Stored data
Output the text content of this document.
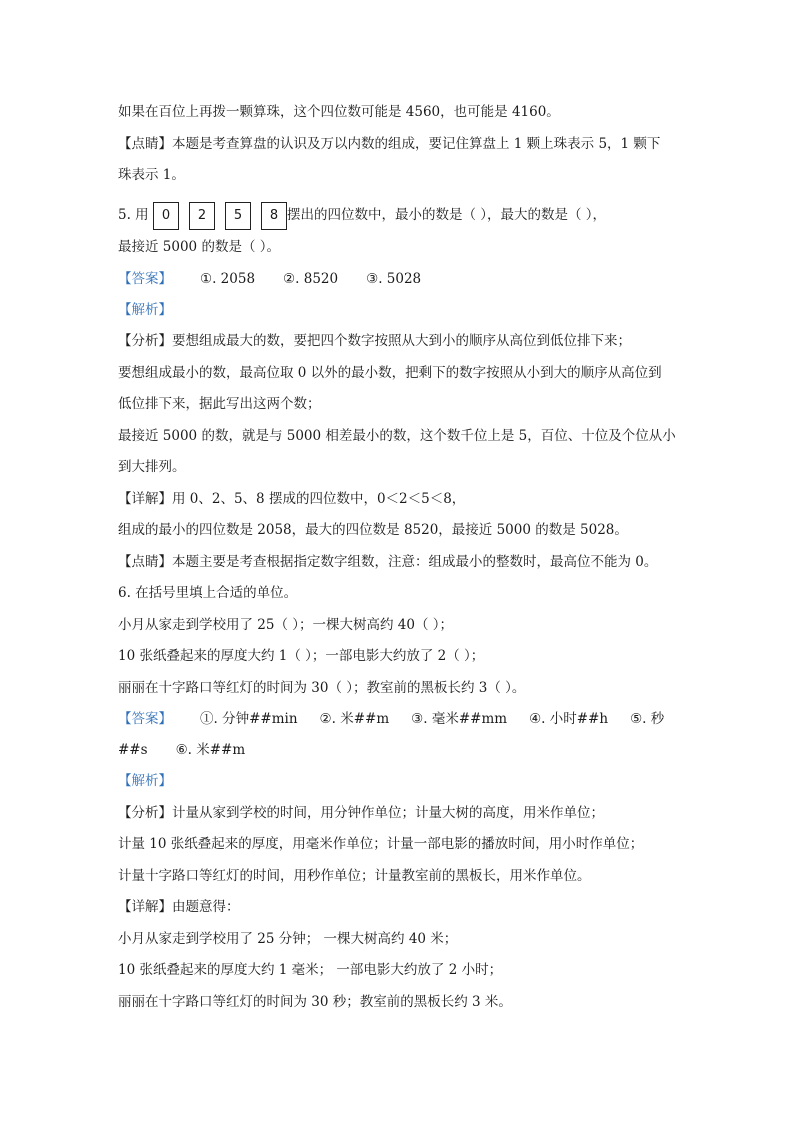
如果在百位上再拨一颗算珠，这个四位数可能是 4560，也可能是 4160。
【点睛】本题是考查算盘的认识及万以内数的组成，要记住算盘上 1 颗上珠表示 5，1 颗下
珠表示 1。
5. 用 0 2 5 8 摆出的四位数中，最小的数是（ ），最大的数是（ ），
最接近 5000 的数是（ ）。
【答案】 ①. 2058 ②. 8520 ③. 5028
【解析】
【分析】要想组成最大的数，要把四个数字按照从大到小的顺序从高位到低位排下来；
要想组成最小的数，最高位取 0 以外的最小数，把剩下的数字按照从小到大的顺序从高位到
低位排下来，据此写出这两个数；
最接近 5000 的数，就是与 5000 相差最小的数，这个数千位上是 5，百位、十位及个位从小
到大排列。
【详解】用 0、2、5、8 摆成的四位数中，0＜2＜5＜8，
组成的最小的四位数是 2058，最大的四位数是 8520，最接近 5000 的数是 5028。
【点睛】本题主要是考查根据指定数字组数，注意：组成最小的整数时，最高位不能为 0。
6. 在括号里填上合适的单位。
小月从家走到学校用了 25（ ）；一棵大树高约 40（ ）；
10 张纸叠起来的厚度大约 1（ ）；一部电影大约放了 2（ ）；
丽丽在十字路口等红灯的时间为 30（ ）；教室前的黑板长约 3（ ）。
【答案】 ①. 分钟##min ②. 米##m ③. 毫米##mm ④. 小时##h ⑤. 秒
##s ⑥. 米##m
【解析】
【分析】计量从家到学校的时间，用分钟作单位；计量大树的高度，用米作单位；
计量 10 张纸叠起来的厚度，用毫米作单位；计量一部电影的播放时间，用小时作单位；
计量十字路口等红灯的时间，用秒作单位；计量教室前的黑板长，用米作单位。
【详解】由题意得：
小月从家走到学校用了 25 分钟； 一棵大树高约 40 米；
10 张纸叠起来的厚度大约 1 毫米； 一部电影大约放了 2 小时；
丽丽在十字路口等红灯的时间为 30 秒；教室前的黑板长约 3 米。
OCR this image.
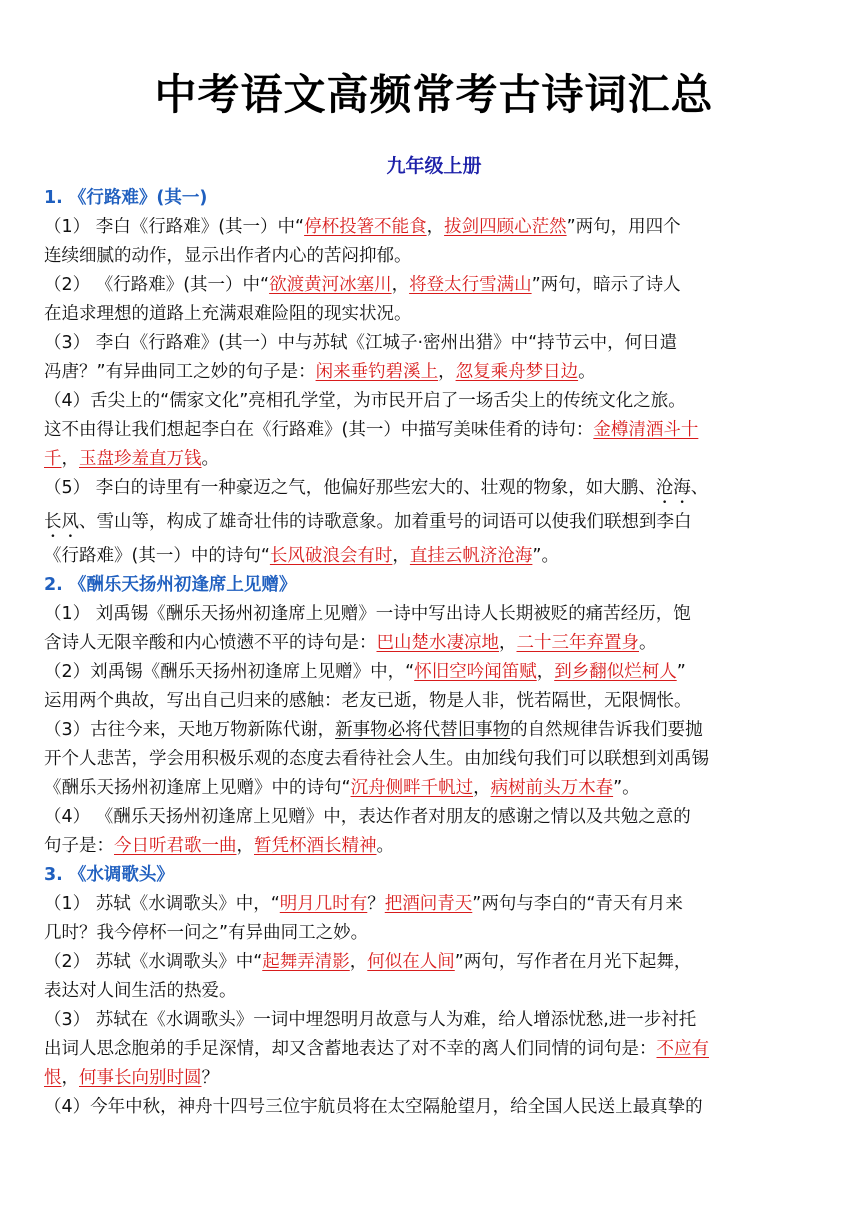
中考语文高频常考古诗词汇总
九年级上册
1. 《行路难》(其一)
（1） 李白《行路难》(其一）中“停杯投箸不能食，拔剑四顾心茫然”两句，用四个
连续细腻的动作，显示出作者内心的苦闷抑郁。
（2） 《行路难》(其一）中“欲渡黄河冰塞川，将登太行雪满山”两句，暗示了诗人
在追求理想的道路上充满艰难险阻的现实状况。
（3） 李白《行路难》(其一）中与苏轼《江城子·密州出猎》中“持节云中，何日遣
冯唐？”有异曲同工之妙的句子是：闲来垂钓碧溪上，忽复乘舟梦日边。
（4）舌尖上的“儒家文化”亮相孔学堂，为市民开启了一场舌尖上的传统文化之旅。
这不由得让我们想起李白在《行路难》(其一）中描写美味佳肴的诗句：金樽清酒斗十
千，玉盘珍羞直万钱。
（5） 李白的诗里有一种豪迈之气，他偏好那些宏大的、壮观的物象，如大鹏、沧海、
长风、雪山等，构成了雄奇壮伟的诗歌意象。加着重号的词语可以使我们联想到李白
《行路难》(其一）中的诗句“长风破浪会有时，直挂云帆济沧海”。
2. 《酬乐天扬州初逢席上见赠》
（1） 刘禹锡《酬乐天扬州初逢席上见赠》一诗中写出诗人长期被贬的痛苦经历，饱
含诗人无限辛酸和内心愤懑不平的诗句是：巴山楚水凄凉地，二十三年弃置身。
（2）刘禹锡《酬乐天扬州初逢席上见赠》中，“怀旧空吟闻笛赋，到乡翻似烂柯人”
运用两个典故，写出自己归来的感触：老友已逝，物是人非，恍若隔世，无限惆怅。
（3）古往今来，天地万物新陈代谢，新事物必将代替旧事物的自然规律告诉我们要抛
开个人悲苦，学会用积极乐观的态度去看待社会人生。由加线句我们可以联想到刘禹锡
《酬乐天扬州初逢席上见赠》中的诗句“沉舟侧畔千帆过，病树前头万木春”。
（4） 《酬乐天扬州初逢席上见赠》中，表达作者对朋友的感谢之情以及共勉之意的
句子是：今日听君歌一曲，暂凭杯酒长精神。
3. 《水调歌头》
（1） 苏轼《水调歌头》中，“明月几时有？把酒问青天”两句与李白的“青天有月来
几时？我今停杯一问之”有异曲同工之妙。
（2） 苏轼《水调歌头》中“起舞弄清影，何似在人间”两句，写作者在月光下起舞，
表达对人间生活的热爱。
（3） 苏轼在《水调歌头》一词中埋怨明月故意与人为难，给人增添忧愁,进一步衬托
出词人思念胞弟的手足深情，却又含蓄地表达了对不幸的离人们同情的词句是：不应有
恨，何事长向别时圆？
（4）今年中秋，神舟十四号三位宇航员将在太空隔舱望月，给全国人民送上最真挚的
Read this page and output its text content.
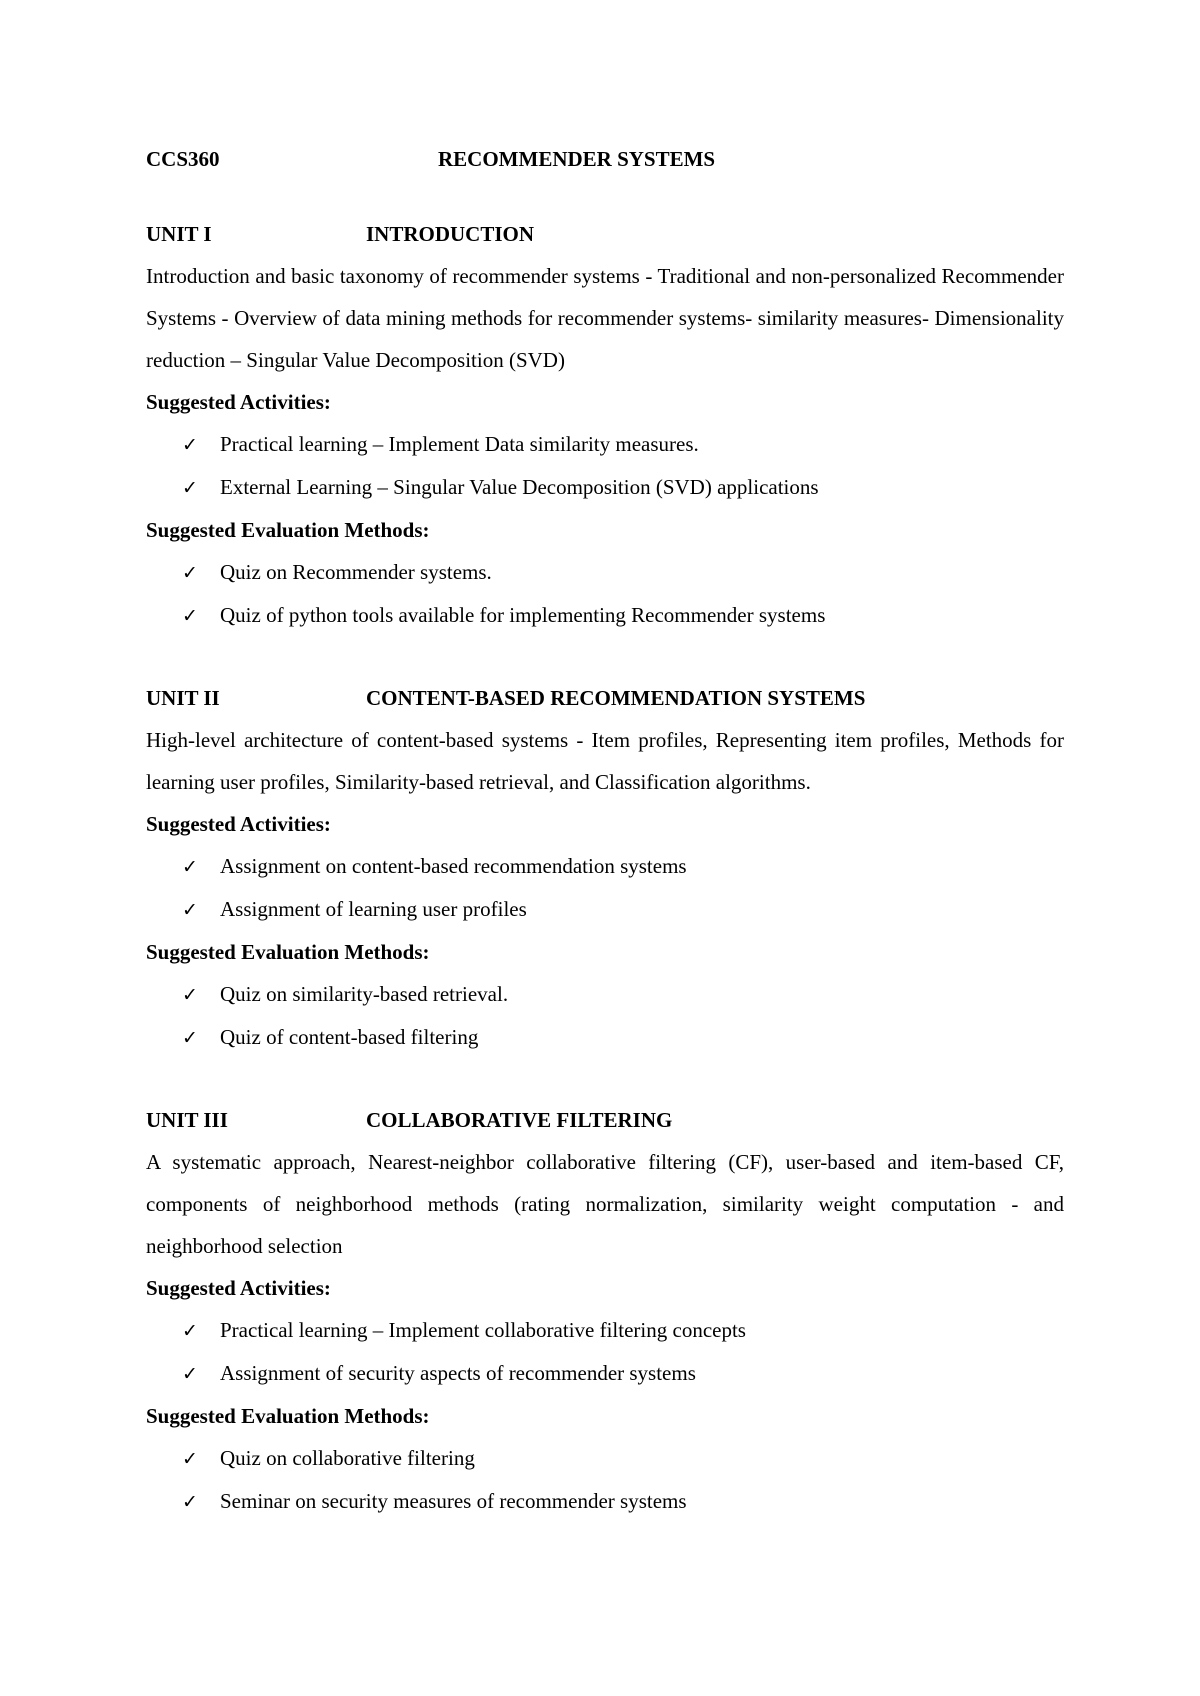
CCS360	RECOMMENDER SYSTEMS
UNIT I	INTRODUCTION

Introduction and basic taxonomy of recommender systems - Traditional and non-personalized Recommender Systems - Overview of data mining methods for recommender systems- similarity measures- Dimensionality reduction – Singular Value Decomposition (SVD)

Suggested Activities:
✓	Practical learning – Implement Data similarity measures.
✓	External Learning – Singular Value Decomposition (SVD) applications
Suggested Evaluation Methods:
✓	Quiz on Recommender systems.
✓	Quiz of python tools available for implementing Recommender systems
UNIT II	CONTENT-BASED RECOMMENDATION SYSTEMS

High-level architecture of content-based systems - Item profiles, Representing item profiles, Methods for learning user profiles, Similarity-based retrieval, and Classification algorithms.

Suggested Activities:
✓	Assignment on content-based recommendation systems
✓	Assignment of learning user profiles
Suggested Evaluation Methods:
✓	Quiz on similarity-based retrieval.
✓	Quiz of content-based filtering
UNIT III	COLLABORATIVE FILTERING

A systematic approach, Nearest-neighbor collaborative filtering (CF), user-based and item-based CF, components of neighborhood methods (rating normalization, similarity weight computation - and neighborhood selection

Suggested Activities:
✓	Practical learning – Implement collaborative filtering concepts
✓	Assignment of security aspects of recommender systems
Suggested Evaluation Methods:
✓	Quiz on collaborative filtering
✓	Seminar on security measures of recommender systems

WHAT NEEDS TO BE DONE: Scan the listing above and copy all lines containing the word "retrieval".

WRITTEN SOLUTION:
High-level architecture of content-based systems - Item profiles, Representing item profiles, Methods for learning user profiles, Similarity-based retrieval, and Classification algorithms.
✓	Quiz on similarity-based retrieval.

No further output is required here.